#### YOUR INSTRUCTIONS:
Locate each line in the entries below that contains the string "エンタメ", treating case as significant, and copy every such line.

┌─ RECORDED DATA

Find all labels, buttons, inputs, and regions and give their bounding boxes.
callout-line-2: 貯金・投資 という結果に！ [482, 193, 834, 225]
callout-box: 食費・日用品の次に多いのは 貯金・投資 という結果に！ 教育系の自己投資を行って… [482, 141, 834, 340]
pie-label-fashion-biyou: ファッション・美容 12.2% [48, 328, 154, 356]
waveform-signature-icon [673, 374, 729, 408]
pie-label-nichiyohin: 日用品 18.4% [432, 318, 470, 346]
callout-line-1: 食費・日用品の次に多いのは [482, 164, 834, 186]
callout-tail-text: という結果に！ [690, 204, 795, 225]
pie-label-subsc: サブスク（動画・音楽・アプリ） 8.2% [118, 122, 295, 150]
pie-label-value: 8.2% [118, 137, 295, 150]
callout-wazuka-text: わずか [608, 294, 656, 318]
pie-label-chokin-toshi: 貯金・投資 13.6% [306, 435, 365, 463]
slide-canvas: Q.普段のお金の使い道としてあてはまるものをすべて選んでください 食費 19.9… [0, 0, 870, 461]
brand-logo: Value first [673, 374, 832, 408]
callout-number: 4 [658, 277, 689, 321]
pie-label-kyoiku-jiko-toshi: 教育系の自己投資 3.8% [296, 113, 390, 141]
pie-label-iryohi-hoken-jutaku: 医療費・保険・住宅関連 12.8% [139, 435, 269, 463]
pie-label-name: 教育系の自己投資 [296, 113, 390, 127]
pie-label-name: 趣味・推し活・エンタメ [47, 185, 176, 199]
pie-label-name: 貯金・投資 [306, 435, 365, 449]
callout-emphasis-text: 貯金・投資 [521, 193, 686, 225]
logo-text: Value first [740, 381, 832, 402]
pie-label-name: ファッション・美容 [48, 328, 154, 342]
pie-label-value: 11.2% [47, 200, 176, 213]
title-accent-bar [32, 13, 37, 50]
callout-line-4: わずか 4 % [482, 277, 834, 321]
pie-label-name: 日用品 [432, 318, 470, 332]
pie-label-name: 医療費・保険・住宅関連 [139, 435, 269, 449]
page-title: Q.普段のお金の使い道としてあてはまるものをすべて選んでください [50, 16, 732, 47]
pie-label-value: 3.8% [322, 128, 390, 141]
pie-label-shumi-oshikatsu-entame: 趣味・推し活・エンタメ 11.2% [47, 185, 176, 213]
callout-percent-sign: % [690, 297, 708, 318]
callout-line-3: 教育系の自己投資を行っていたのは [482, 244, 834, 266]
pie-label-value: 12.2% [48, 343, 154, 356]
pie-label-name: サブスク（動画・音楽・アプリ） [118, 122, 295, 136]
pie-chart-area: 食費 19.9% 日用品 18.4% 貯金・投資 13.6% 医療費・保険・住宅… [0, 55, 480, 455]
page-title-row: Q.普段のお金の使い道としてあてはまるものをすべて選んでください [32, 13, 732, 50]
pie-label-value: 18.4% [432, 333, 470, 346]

└─

#### REPLY:
pie-label-name: 趣味・推し活・エンタメ [47, 185, 176, 199]
pie-label-shumi-oshikatsu-entame: 趣味・推し活・エンタメ 11.2% [47, 185, 176, 213]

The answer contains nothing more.